Material provided:
START
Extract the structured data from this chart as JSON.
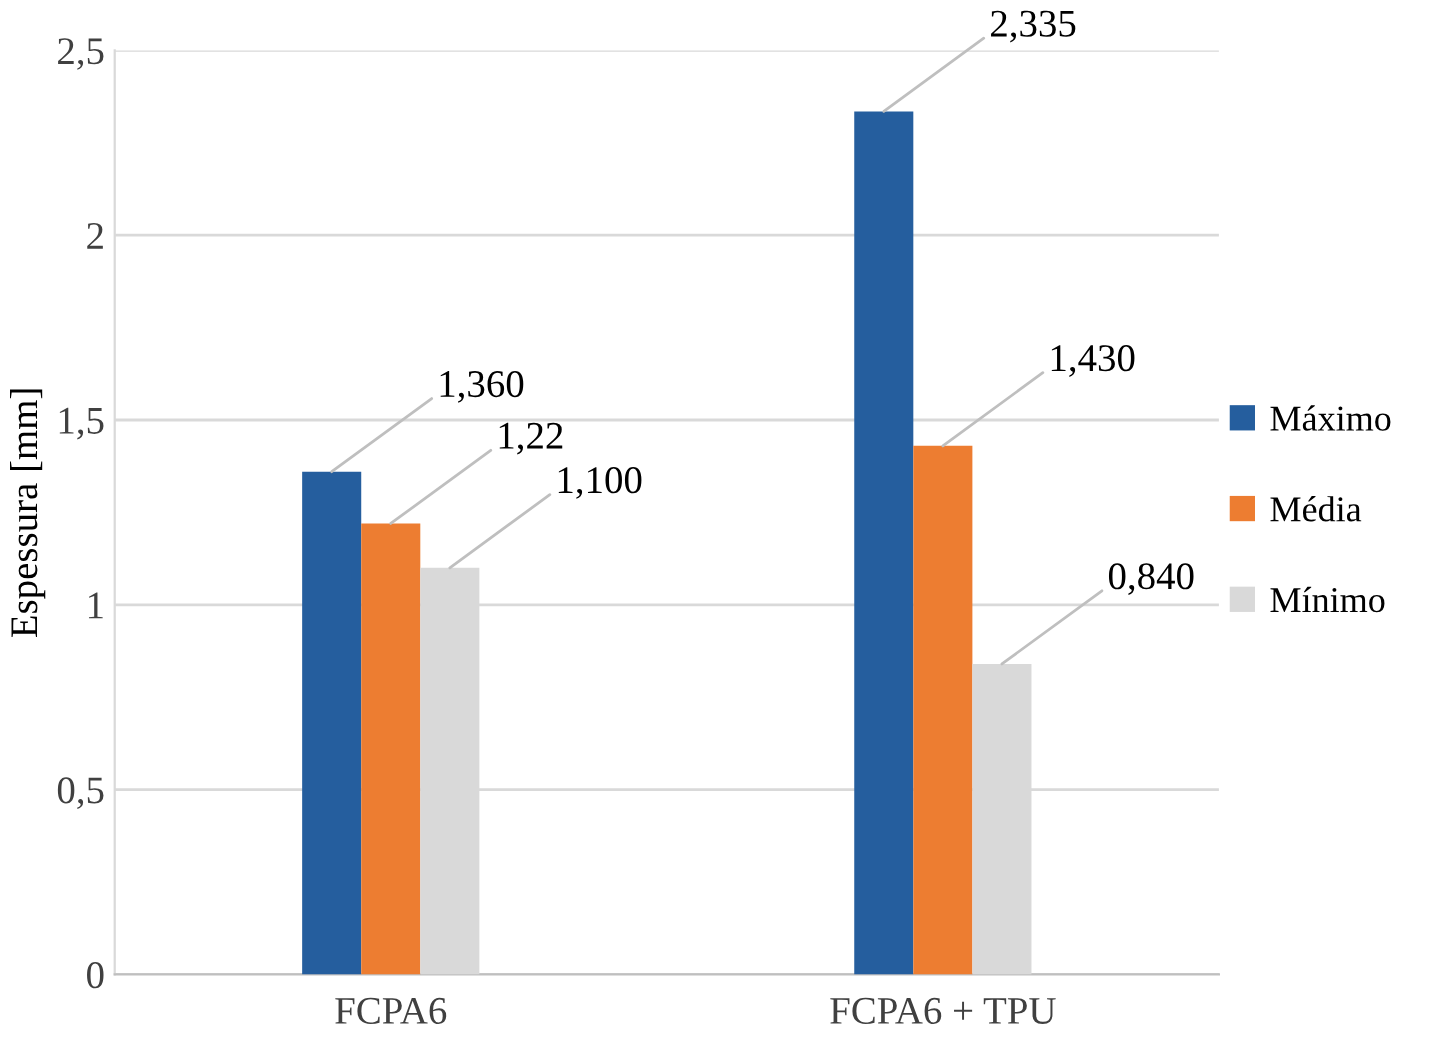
{
  "chart_data": {
    "type": "bar",
    "ylabel": "Espessura [mm]",
    "categories": [
      "FCPA6",
      "FCPA6 + TPU"
    ],
    "series": [
      {
        "name": "Máximo",
        "color": "#255e9e",
        "values": [
          1.36,
          2.335
        ],
        "value_labels": [
          "1,360",
          "2,335"
        ]
      },
      {
        "name": "Média",
        "color": "#ed7d31",
        "values": [
          1.22,
          1.43
        ],
        "value_labels": [
          "1,22",
          "1,430"
        ]
      },
      {
        "name": "Mínimo",
        "color": "#d9d9d9",
        "values": [
          1.1,
          0.84
        ],
        "value_labels": [
          "1,100",
          "0,840"
        ]
      }
    ],
    "ylim": [
      0,
      2.5
    ],
    "yticks": [
      0,
      {
        "value": 0.5,
        "label": "0,5"
      },
      1,
      {
        "value": 1.5,
        "label": "1,5"
      },
      2,
      {
        "value": 2.5,
        "label": "2,5"
      }
    ],
    "grid": "y",
    "legend": "right"
  }
}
END
Work required: Reproduce the entries above word for word. Pictures stay out.

Exercise answer:
Extract the structured data from this chart as JSON.
{
  "chart_data": {
    "type": "bar",
    "ylabel": "Espessura [mm]",
    "categories": [
      "FCPA6",
      "FCPA6 + TPU"
    ],
    "series": [
      {
        "name": "Máximo",
        "color": "#255e9e",
        "values": [
          1.36,
          2.335
        ],
        "value_labels": [
          "1,360",
          "2,335"
        ]
      },
      {
        "name": "Média",
        "color": "#ed7d31",
        "values": [
          1.22,
          1.43
        ],
        "value_labels": [
          "1,22",
          "1,430"
        ]
      },
      {
        "name": "Mínimo",
        "color": "#d9d9d9",
        "values": [
          1.1,
          0.84
        ],
        "value_labels": [
          "1,100",
          "0,840"
        ]
      }
    ],
    "ylim": [
      0,
      2.5
    ],
    "yticks": [
      0,
      {
        "value": 0.5,
        "label": "0,5"
      },
      1,
      {
        "value": 1.5,
        "label": "1,5"
      },
      2,
      {
        "value": 2.5,
        "label": "2,5"
      }
    ],
    "grid": "y",
    "legend": "right"
  }
}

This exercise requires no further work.